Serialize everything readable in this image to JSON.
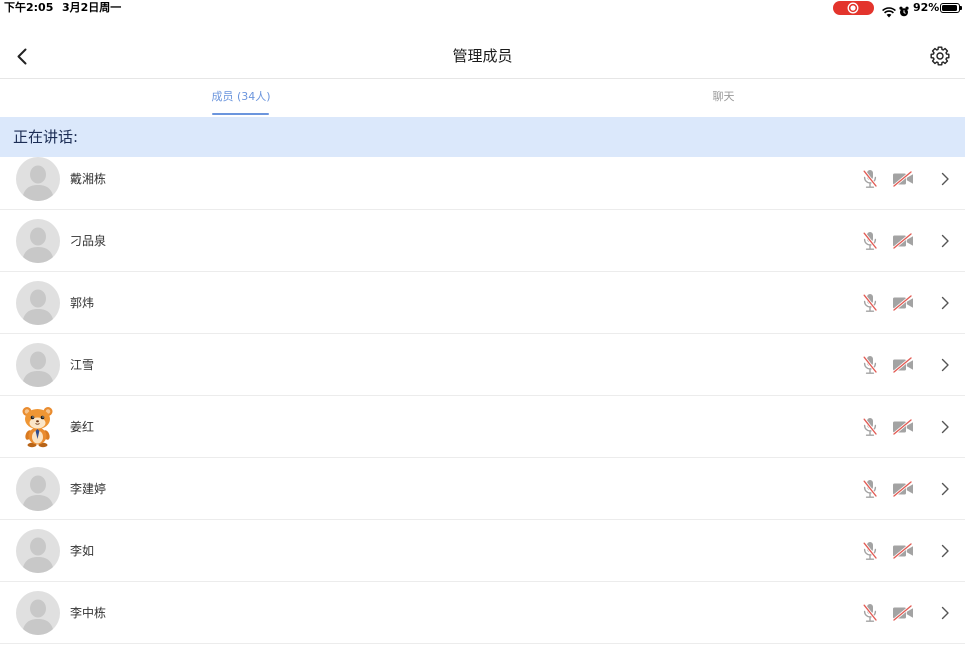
{
  "status_bar": {
    "time": "下午2:05",
    "date": "3月2日周一",
    "battery_percent": "92%",
    "battery_level": 0.92,
    "recording_icon": "screen-recording-icon",
    "wifi_icon": "wifi-icon",
    "alarm_icon": "alarm-icon",
    "battery_icon": "battery-icon"
  },
  "nav": {
    "back_icon": "chevron-left-icon",
    "title": "管理成员",
    "settings_icon": "gear-icon"
  },
  "tabs": [
    {
      "label": "成员 (34人)",
      "active": true
    },
    {
      "label": "聊天",
      "active": false
    }
  ],
  "section": {
    "title": "正在讲话:"
  },
  "members": [
    {
      "name": "戴湘栋",
      "avatar": "default-avatar-icon",
      "mic_icon": "mic-muted-icon",
      "camera_icon": "camera-off-icon"
    },
    {
      "name": "刁品泉",
      "avatar": "default-avatar-icon",
      "mic_icon": "mic-muted-icon",
      "camera_icon": "camera-off-icon"
    },
    {
      "name": "郭炜",
      "avatar": "default-avatar-icon",
      "mic_icon": "mic-muted-icon",
      "camera_icon": "camera-off-icon"
    },
    {
      "name": "江雪",
      "avatar": "default-avatar-icon",
      "mic_icon": "mic-muted-icon",
      "camera_icon": "camera-off-icon"
    },
    {
      "name": "姜红",
      "avatar": "cartoon-avatar-icon",
      "mic_icon": "mic-muted-icon",
      "camera_icon": "camera-off-icon"
    },
    {
      "name": "李建婷",
      "avatar": "default-avatar-icon",
      "mic_icon": "mic-muted-icon",
      "camera_icon": "camera-off-icon"
    },
    {
      "name": "李如",
      "avatar": "default-avatar-icon",
      "mic_icon": "mic-muted-icon",
      "camera_icon": "camera-off-icon"
    },
    {
      "name": "李中栋",
      "avatar": "default-avatar-icon",
      "mic_icon": "mic-muted-icon",
      "camera_icon": "camera-off-icon"
    }
  ],
  "row_chevron_icon": "chevron-right-icon",
  "colors": {
    "accent": "#6b95dd",
    "section_background": "#dbe8fb",
    "muted_red": "#e25c55",
    "recording_red": "#e3342c"
  }
}
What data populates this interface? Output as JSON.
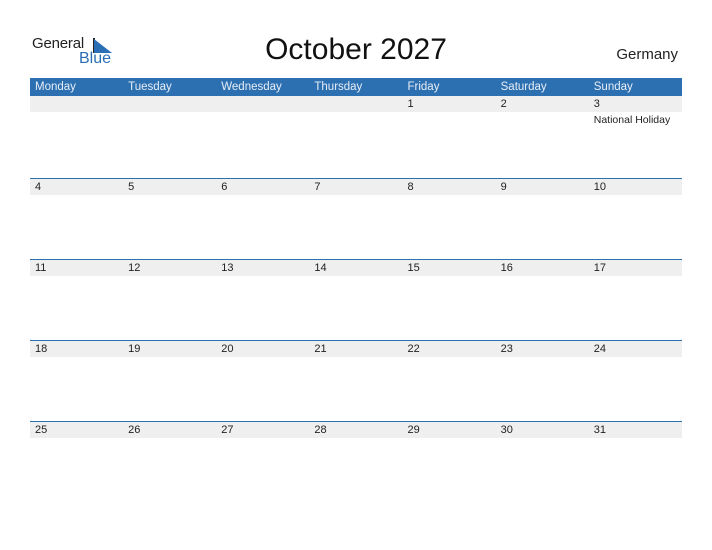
{
  "logo": {
    "general": "General",
    "blue": "Blue"
  },
  "title": "October 2027",
  "country": "Germany",
  "weekdays": [
    "Monday",
    "Tuesday",
    "Wednesday",
    "Thursday",
    "Friday",
    "Saturday",
    "Sunday"
  ],
  "weeks": [
    [
      {
        "d": ""
      },
      {
        "d": ""
      },
      {
        "d": ""
      },
      {
        "d": ""
      },
      {
        "d": "1"
      },
      {
        "d": "2"
      },
      {
        "d": "3",
        "event": "National Holiday"
      }
    ],
    [
      {
        "d": "4"
      },
      {
        "d": "5"
      },
      {
        "d": "6"
      },
      {
        "d": "7"
      },
      {
        "d": "8"
      },
      {
        "d": "9"
      },
      {
        "d": "10"
      }
    ],
    [
      {
        "d": "11"
      },
      {
        "d": "12"
      },
      {
        "d": "13"
      },
      {
        "d": "14"
      },
      {
        "d": "15"
      },
      {
        "d": "16"
      },
      {
        "d": "17"
      }
    ],
    [
      {
        "d": "18"
      },
      {
        "d": "19"
      },
      {
        "d": "20"
      },
      {
        "d": "21"
      },
      {
        "d": "22"
      },
      {
        "d": "23"
      },
      {
        "d": "24"
      }
    ],
    [
      {
        "d": "25"
      },
      {
        "d": "26"
      },
      {
        "d": "27"
      },
      {
        "d": "28"
      },
      {
        "d": "29"
      },
      {
        "d": "30"
      },
      {
        "d": "31"
      }
    ]
  ]
}
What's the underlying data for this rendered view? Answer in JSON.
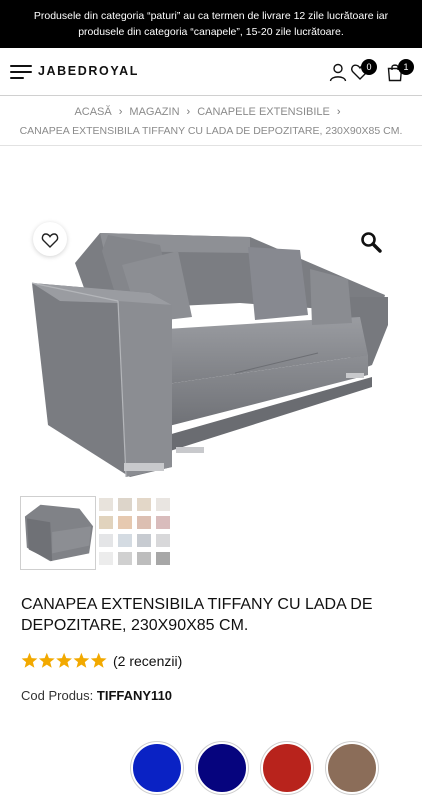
{
  "topbar": {
    "line1": "Produsele din categoria “paturi” au ca termen de livrare 12 zile lucrătoare iar",
    "line2": "produsele din categoria “canapele”, 15-20 zile lucrătoare."
  },
  "header": {
    "logo": "JABEDROYAL",
    "wishlist_count": "0",
    "cart_count": "1"
  },
  "breadcrumb": {
    "items": [
      "ACASĂ",
      "MAGAZIN",
      "CANAPELE EXTENSIBILE"
    ],
    "current": "CANAPEA EXTENSIBILA TIFFANY CU LADA DE DEPOZITARE, 230X90X85 CM."
  },
  "product": {
    "title": "CANAPEA EXTENSIBILA TIFFANY CU LADA DE DEPOZITARE, 230X90X85 CM.",
    "rating": 5,
    "reviews_label": "(2 recenzii)",
    "sku_label": "Cod Produs:",
    "sku_value": "TIFFANY110"
  },
  "colors": {
    "star": "#f2a900",
    "upholstery": "#8a8c91",
    "swatches": [
      {
        "name": "blue",
        "color": "#0a22c4"
      },
      {
        "name": "navy",
        "color": "#06047e"
      },
      {
        "name": "red",
        "color": "#b8231c"
      },
      {
        "name": "brown",
        "color": "#8b6d59"
      }
    ]
  },
  "icons": [
    "menu-icon",
    "user-icon",
    "heart-icon",
    "bag-icon",
    "search-zoom-icon",
    "star-icon"
  ]
}
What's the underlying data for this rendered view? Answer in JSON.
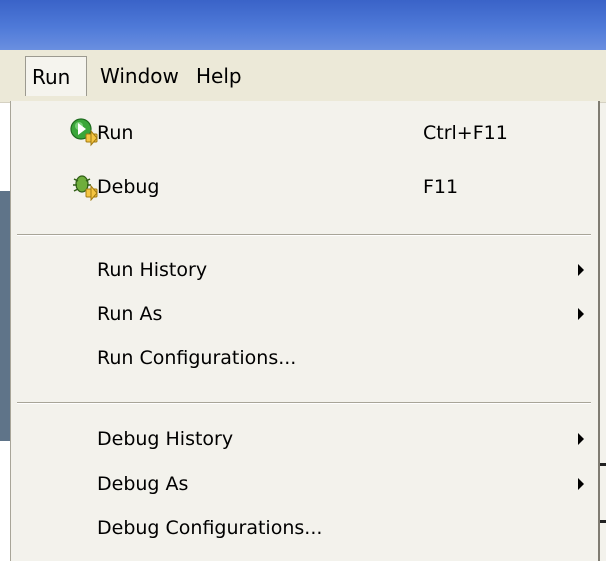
{
  "menubar": {
    "items": [
      {
        "label": "Run"
      },
      {
        "label": "Window"
      },
      {
        "label": "Help"
      }
    ]
  },
  "run_menu": {
    "items": [
      {
        "label": "Run",
        "shortcut": "Ctrl+F11",
        "icon": "run-icon"
      },
      {
        "label": "Debug",
        "shortcut": "F11",
        "icon": "debug-icon"
      },
      {
        "label": "Run History",
        "submenu": true
      },
      {
        "label": "Run As",
        "submenu": true
      },
      {
        "label": "Run Configurations..."
      },
      {
        "label": "Debug History",
        "submenu": true
      },
      {
        "label": "Debug As",
        "submenu": true
      },
      {
        "label": "Debug Configurations..."
      }
    ]
  },
  "colors": {
    "titlebar": "#3a63c8",
    "menu_background": "#f3f2ec",
    "run_icon_green": "#3aa63a",
    "debug_icon_green": "#6fae3c"
  }
}
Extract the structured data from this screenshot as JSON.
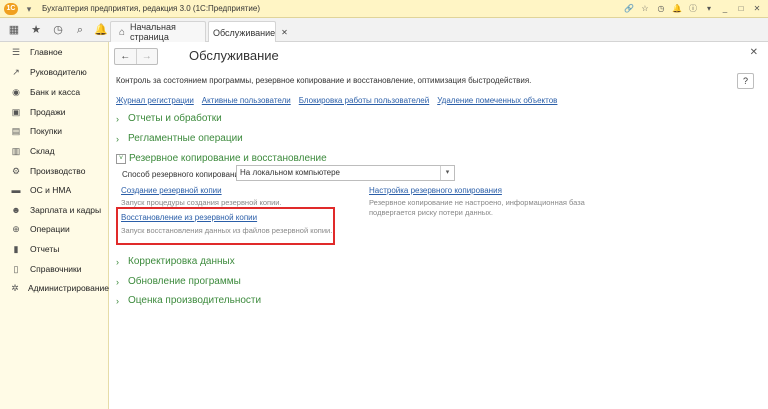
{
  "window": {
    "title": "Бухгалтерия предприятия, редакция 3.0  (1С:Предприятие)",
    "logo": "1С"
  },
  "tabs": [
    {
      "label": "Начальная страница"
    },
    {
      "label": "Обслуживание"
    }
  ],
  "sidebar": {
    "items": [
      {
        "label": "Главное",
        "icon": "menu-icon"
      },
      {
        "label": "Руководителю",
        "icon": "chart-icon"
      },
      {
        "label": "Банк и касса",
        "icon": "bank-icon"
      },
      {
        "label": "Продажи",
        "icon": "cart-icon"
      },
      {
        "label": "Покупки",
        "icon": "basket-icon"
      },
      {
        "label": "Склад",
        "icon": "warehouse-icon"
      },
      {
        "label": "Производство",
        "icon": "factory-icon"
      },
      {
        "label": "ОС и НМА",
        "icon": "truck-icon"
      },
      {
        "label": "Зарплата и кадры",
        "icon": "people-icon"
      },
      {
        "label": "Операции",
        "icon": "operations-icon"
      },
      {
        "label": "Отчеты",
        "icon": "reports-icon"
      },
      {
        "label": "Справочники",
        "icon": "book-icon"
      },
      {
        "label": "Администрирование",
        "icon": "gear-icon"
      }
    ]
  },
  "main": {
    "title": "Обслуживание",
    "description": "Контроль за состоянием программы, резервное копирование и восстановление, оптимизация быстродействия.",
    "help": "?",
    "links": [
      "Журнал регистрации",
      "Активные пользователи",
      "Блокировка работы пользователей",
      "Удаление помеченных объектов"
    ],
    "sections": {
      "reports": "Отчеты и обработки",
      "scheduled": "Регламентные операции",
      "backup": "Резервное копирование и восстановление",
      "correction": "Корректировка данных",
      "update": "Обновление программы",
      "performance": "Оценка производительности"
    },
    "backup": {
      "method_label": "Способ резервного копирования:",
      "method_value": "На локальном компьютере",
      "create_link": "Создание резервной копии",
      "create_note": "Запуск процедуры создания резервной копии.",
      "restore_link": "Восстановление из резервной копии",
      "restore_note": "Запуск восстановления данных из файлов резервной копии.",
      "settings_link": "Настройка резервного копирования",
      "settings_note_1": "Резервное копирование не настроено, информационная база",
      "settings_note_2": "подвергается риску потери данных."
    }
  },
  "colors": {
    "section_green": "#3c8a3c",
    "link_blue": "#2a5ea8",
    "highlight_red": "#e02a2a",
    "sidebar_bg": "#fffbe6",
    "titlebar_bg": "#fff5c5"
  }
}
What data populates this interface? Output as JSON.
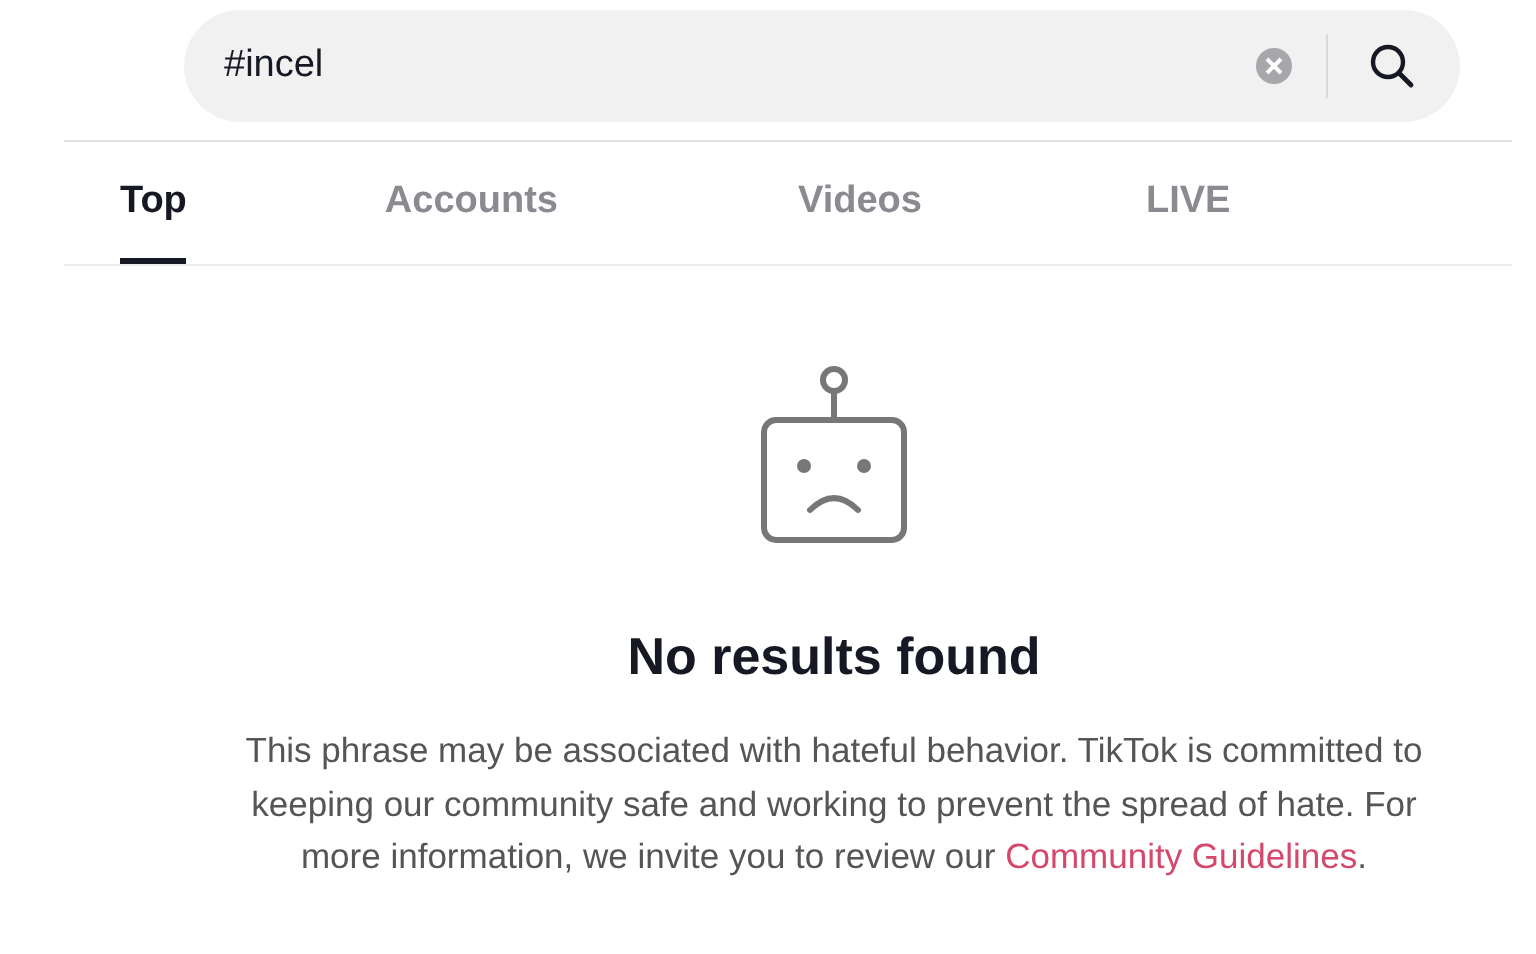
{
  "search": {
    "value": "#incel"
  },
  "tabs": [
    {
      "label": "Top",
      "selected": true
    },
    {
      "label": "Accounts",
      "selected": false
    },
    {
      "label": "Videos",
      "selected": false
    },
    {
      "label": "LIVE",
      "selected": false
    }
  ],
  "empty_state": {
    "title": "No results found",
    "message": "This phrase may be associated with hateful behavior. TikTok is committed to keeping our community safe and working to prevent the spread of hate. For more information, we invite you to review our",
    "link": "Community Guidelines",
    "suffix": "."
  }
}
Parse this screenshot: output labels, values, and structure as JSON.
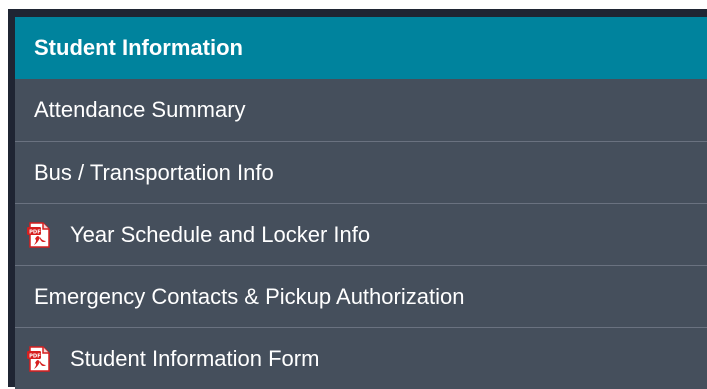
{
  "menu": {
    "header": {
      "label": "Student Information"
    },
    "items": [
      {
        "label": "Attendance Summary",
        "icon": null
      },
      {
        "label": "Bus / Transportation Info",
        "icon": null
      },
      {
        "label": "Year Schedule and Locker Info",
        "icon": "pdf-icon"
      },
      {
        "label": "Emergency Contacts & Pickup Authorization",
        "icon": null
      },
      {
        "label": "Student Information Form",
        "icon": "pdf-icon"
      }
    ]
  },
  "colors": {
    "frame": "#1f2533",
    "header": "#00839d",
    "item": "#454f5c",
    "divider": "#6a7280",
    "text": "#ffffff",
    "pdf_red": "#d71f1f"
  }
}
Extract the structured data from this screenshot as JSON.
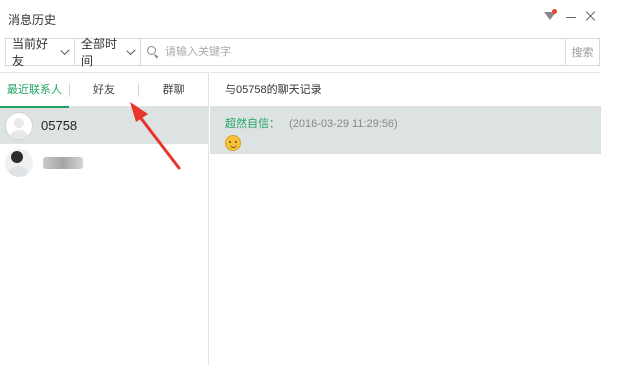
{
  "window": {
    "title": "消息历史"
  },
  "toolbar": {
    "friend_filter": "当前好友",
    "time_filter": "全部时间",
    "search_placeholder": "请输入关键字",
    "search_button": "搜索"
  },
  "sidebar": {
    "tabs": [
      {
        "label": "最近联系人",
        "active": true
      },
      {
        "label": "好友",
        "active": false
      },
      {
        "label": "群聊",
        "active": false
      }
    ],
    "contacts": [
      {
        "name": "05758",
        "selected": true
      },
      {
        "name": "",
        "selected": false
      }
    ]
  },
  "chat": {
    "header": "与05758的聊天记录",
    "messages": [
      {
        "sender": "超然自信：",
        "time": "(2016-03-29 11:29:56)",
        "content_icon": "smiley-emoji"
      }
    ]
  },
  "colors": {
    "accent": "#20a464",
    "selected_bg": "#dde3e3",
    "annotation_arrow": "#e8342a"
  }
}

Task brief: What is the number of lines in the records that contain the word "Обслуживание"? Answer with the number and nothing else.

Worked answer: 2